I was looking if I can reslove this problem in backend. Example:

C code:

typedef struct {
unsigned int f1 : 28;
unsigned int f2 : 4;
unsigned int f3 : 12;
} S5;

void foo(S5 *cmd) {
cmd->f3 = 5;
}

. ll file (without the patch):

%struct.S5 = type { i48 }

define void @foo(%struct.S5* nocapture %cmd) local_unnamed_addr #0 {
entry:

%0 = bitcast %struct.S5* %cmd to i64*
%bf.load = load i64, i64* %0, align 4
%bf.clear = and i64 %bf.load, -4293918721
%bf.set = or i64 %bf.clear, 5242880
store i64 %bf.set, i64* %0, align 4
ret void

}

The load (%bf.load = load i64, i64* %0, align 4) is NON_EXTLOAD, and backend handles it later as unaligned load. So, maybe one of possible solutions in backend is for each architecture to try to catch node pattern and replace unaligned loads with normal loads in specific cases, but I'm not sure how feasible that is. At the moment, the solution in frontend seems better to me. What do you think?

wmi edited edge metadata.Nov 13 2017, 11:16 AM

I think it may be hard to fix the problem in backend. It will face the same issue of store-to-load forwarding if at some places the transformation happens but at some other places somehow it doesn't.

# # #

# Required task
Carry on the thread about bitfield loads and unaligned access in the backend, picking up after its final sentence. The records that follow come from a separate source and are unrelated to the text above.

[Data items]
# # #

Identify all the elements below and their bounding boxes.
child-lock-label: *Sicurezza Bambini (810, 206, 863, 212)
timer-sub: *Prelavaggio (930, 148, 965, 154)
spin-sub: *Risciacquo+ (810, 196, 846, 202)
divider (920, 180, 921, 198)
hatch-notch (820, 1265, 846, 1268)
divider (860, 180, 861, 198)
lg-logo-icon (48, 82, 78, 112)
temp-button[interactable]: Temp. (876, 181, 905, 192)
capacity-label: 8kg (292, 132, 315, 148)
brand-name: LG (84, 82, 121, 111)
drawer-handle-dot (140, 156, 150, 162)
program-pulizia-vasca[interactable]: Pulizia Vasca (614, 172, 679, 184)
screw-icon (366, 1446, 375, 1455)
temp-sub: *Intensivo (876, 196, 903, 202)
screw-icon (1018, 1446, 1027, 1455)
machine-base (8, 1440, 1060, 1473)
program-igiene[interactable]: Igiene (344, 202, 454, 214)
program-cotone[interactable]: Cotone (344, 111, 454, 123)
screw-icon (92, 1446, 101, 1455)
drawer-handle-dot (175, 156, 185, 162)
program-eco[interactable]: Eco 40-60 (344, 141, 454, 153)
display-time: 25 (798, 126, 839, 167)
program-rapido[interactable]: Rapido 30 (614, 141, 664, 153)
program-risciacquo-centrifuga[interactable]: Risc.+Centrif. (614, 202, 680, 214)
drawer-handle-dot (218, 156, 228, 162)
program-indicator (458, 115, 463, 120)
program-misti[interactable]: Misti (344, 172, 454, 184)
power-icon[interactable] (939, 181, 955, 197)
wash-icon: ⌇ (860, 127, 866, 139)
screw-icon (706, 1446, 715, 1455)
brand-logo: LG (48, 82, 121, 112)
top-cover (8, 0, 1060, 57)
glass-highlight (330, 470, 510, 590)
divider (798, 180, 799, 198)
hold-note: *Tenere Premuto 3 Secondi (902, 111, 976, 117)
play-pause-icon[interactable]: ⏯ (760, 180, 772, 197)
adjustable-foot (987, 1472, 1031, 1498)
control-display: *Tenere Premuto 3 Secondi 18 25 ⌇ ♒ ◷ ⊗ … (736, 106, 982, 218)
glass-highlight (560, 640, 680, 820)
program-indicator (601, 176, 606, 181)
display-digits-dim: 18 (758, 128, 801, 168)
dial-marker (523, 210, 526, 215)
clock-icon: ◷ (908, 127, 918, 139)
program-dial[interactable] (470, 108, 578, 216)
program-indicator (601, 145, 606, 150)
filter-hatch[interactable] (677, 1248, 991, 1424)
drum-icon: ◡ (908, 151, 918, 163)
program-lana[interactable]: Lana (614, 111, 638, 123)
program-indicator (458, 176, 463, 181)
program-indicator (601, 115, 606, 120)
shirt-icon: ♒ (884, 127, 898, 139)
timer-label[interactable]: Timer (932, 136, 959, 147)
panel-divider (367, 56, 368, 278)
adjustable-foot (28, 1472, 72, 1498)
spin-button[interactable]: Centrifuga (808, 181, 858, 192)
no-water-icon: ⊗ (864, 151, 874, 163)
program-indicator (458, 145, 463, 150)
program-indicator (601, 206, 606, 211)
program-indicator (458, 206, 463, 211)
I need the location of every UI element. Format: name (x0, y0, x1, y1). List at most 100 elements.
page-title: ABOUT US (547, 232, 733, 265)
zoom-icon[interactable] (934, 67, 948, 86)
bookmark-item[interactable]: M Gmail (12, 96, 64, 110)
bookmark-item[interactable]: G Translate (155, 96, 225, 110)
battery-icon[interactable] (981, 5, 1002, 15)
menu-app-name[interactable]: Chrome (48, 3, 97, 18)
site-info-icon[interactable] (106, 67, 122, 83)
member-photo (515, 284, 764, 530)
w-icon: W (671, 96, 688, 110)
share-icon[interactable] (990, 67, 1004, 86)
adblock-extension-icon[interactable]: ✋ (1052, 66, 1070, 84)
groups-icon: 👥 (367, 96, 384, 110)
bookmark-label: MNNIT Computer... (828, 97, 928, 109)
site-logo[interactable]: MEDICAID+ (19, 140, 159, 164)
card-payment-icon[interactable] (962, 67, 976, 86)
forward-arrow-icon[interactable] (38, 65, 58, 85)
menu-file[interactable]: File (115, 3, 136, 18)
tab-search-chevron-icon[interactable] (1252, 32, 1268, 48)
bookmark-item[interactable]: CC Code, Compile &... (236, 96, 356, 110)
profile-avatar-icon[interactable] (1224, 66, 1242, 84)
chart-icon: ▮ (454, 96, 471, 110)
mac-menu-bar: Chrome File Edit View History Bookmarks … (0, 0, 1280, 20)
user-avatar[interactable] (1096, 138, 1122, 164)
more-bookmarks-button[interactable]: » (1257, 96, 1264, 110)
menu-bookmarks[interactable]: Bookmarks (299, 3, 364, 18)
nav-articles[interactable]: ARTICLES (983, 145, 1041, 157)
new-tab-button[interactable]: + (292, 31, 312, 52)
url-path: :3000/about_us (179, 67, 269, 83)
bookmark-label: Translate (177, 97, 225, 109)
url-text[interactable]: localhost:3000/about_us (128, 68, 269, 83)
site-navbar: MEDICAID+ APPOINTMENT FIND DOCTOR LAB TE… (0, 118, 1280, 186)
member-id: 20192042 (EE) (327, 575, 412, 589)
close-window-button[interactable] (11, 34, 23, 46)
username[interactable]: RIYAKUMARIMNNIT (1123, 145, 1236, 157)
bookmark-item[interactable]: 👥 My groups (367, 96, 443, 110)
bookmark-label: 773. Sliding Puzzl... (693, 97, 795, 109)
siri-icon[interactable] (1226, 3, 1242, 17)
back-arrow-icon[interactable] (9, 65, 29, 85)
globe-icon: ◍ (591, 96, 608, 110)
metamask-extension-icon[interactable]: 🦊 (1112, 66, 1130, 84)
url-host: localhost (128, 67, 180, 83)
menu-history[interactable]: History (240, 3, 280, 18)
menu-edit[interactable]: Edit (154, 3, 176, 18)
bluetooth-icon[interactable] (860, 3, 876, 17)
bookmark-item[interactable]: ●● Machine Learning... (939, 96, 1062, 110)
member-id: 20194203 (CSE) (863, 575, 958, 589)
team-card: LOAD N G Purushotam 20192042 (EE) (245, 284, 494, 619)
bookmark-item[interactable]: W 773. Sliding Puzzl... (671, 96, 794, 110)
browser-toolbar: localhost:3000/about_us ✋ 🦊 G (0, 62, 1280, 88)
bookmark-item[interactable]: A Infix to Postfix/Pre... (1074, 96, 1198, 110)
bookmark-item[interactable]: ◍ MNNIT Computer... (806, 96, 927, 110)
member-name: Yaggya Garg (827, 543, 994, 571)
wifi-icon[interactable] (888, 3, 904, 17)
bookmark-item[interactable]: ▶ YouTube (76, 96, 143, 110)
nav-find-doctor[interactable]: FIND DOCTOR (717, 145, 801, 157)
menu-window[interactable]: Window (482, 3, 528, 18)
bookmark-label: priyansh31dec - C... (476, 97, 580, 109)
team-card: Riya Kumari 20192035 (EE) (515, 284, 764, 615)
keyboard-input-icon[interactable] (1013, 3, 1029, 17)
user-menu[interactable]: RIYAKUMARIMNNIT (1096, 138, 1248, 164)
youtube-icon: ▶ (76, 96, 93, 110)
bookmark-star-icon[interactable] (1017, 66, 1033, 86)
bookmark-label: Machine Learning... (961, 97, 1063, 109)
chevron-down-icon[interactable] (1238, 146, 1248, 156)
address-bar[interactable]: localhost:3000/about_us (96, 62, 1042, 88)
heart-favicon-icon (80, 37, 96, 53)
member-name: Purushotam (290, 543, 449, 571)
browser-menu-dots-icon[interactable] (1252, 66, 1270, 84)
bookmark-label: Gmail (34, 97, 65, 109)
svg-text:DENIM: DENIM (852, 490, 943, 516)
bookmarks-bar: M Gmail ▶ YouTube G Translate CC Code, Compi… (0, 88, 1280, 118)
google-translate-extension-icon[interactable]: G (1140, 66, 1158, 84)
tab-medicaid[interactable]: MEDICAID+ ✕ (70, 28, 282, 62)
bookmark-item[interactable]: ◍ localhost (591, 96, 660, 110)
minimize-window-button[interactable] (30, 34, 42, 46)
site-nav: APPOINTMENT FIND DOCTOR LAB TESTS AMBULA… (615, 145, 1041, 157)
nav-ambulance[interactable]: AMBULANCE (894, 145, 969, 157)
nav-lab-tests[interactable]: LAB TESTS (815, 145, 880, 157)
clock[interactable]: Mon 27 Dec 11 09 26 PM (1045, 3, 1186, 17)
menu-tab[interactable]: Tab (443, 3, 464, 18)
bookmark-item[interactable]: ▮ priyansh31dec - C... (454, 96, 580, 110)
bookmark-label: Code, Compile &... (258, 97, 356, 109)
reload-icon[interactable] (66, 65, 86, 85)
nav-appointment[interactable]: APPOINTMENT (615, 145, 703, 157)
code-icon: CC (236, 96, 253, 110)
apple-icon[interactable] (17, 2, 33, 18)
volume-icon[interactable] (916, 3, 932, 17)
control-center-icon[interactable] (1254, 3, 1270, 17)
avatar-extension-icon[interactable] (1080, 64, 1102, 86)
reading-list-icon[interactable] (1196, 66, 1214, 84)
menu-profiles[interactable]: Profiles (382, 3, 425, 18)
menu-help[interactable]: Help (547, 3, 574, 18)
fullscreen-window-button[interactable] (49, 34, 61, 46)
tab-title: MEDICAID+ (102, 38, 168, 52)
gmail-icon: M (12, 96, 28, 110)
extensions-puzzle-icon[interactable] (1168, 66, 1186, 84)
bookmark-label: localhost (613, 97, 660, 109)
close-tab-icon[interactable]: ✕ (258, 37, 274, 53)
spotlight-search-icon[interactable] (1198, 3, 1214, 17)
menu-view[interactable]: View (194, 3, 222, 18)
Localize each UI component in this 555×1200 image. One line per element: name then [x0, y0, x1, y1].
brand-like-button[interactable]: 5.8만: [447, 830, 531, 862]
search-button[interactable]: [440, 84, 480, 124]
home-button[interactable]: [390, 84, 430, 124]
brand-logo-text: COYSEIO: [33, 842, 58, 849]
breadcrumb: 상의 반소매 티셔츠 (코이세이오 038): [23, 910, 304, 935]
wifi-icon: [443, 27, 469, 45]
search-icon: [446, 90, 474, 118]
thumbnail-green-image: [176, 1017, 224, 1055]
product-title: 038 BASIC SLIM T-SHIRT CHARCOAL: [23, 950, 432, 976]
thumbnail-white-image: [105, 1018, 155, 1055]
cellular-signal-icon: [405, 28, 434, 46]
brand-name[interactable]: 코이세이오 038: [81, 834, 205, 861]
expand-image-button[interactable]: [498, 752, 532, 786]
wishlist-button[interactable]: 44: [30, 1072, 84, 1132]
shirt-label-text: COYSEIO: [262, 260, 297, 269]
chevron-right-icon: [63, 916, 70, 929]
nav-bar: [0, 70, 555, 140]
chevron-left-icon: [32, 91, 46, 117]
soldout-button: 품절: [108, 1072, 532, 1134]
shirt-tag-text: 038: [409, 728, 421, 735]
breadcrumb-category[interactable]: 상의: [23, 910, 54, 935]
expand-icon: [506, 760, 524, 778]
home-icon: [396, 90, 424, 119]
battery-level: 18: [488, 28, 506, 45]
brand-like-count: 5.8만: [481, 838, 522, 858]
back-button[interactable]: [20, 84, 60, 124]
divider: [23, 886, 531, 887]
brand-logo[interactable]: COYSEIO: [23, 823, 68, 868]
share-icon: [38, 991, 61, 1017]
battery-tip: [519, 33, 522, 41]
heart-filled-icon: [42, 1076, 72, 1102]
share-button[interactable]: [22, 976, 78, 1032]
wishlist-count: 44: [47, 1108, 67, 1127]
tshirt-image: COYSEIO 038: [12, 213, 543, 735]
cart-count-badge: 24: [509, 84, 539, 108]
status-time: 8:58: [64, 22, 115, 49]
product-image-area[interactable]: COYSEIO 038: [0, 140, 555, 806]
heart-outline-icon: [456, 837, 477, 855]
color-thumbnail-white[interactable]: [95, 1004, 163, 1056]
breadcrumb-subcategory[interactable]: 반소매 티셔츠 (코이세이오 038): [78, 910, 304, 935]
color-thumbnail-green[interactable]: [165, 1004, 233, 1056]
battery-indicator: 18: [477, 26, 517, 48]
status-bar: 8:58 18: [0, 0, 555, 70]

# # #

# Answer below
But I am not sure whether it is acceptable to add more finegrain bitfield access transformations in frontend. It is a tradeoff. From my experience trying your patch on x8664, I saw saving of some instructions because with the transformation we now use shorter immediate consts which can be folded into other instructions instead of loading them in separate moves. But the bit operations are not saved (I may be wrong), so I have no idea whether it is critical for performance (To provide some background, we introduced finegrain field access because the original problem introduced a serious performance issue in some critical libraries. But doing this kind of bitfield transformations in frontend can potentially harm some other applications. That is why it is off by default, and Hal had concern about adding more such transformations. ). Do you have performance number on some benchmarks to justify its importance? That may help folks to make a better trade off here.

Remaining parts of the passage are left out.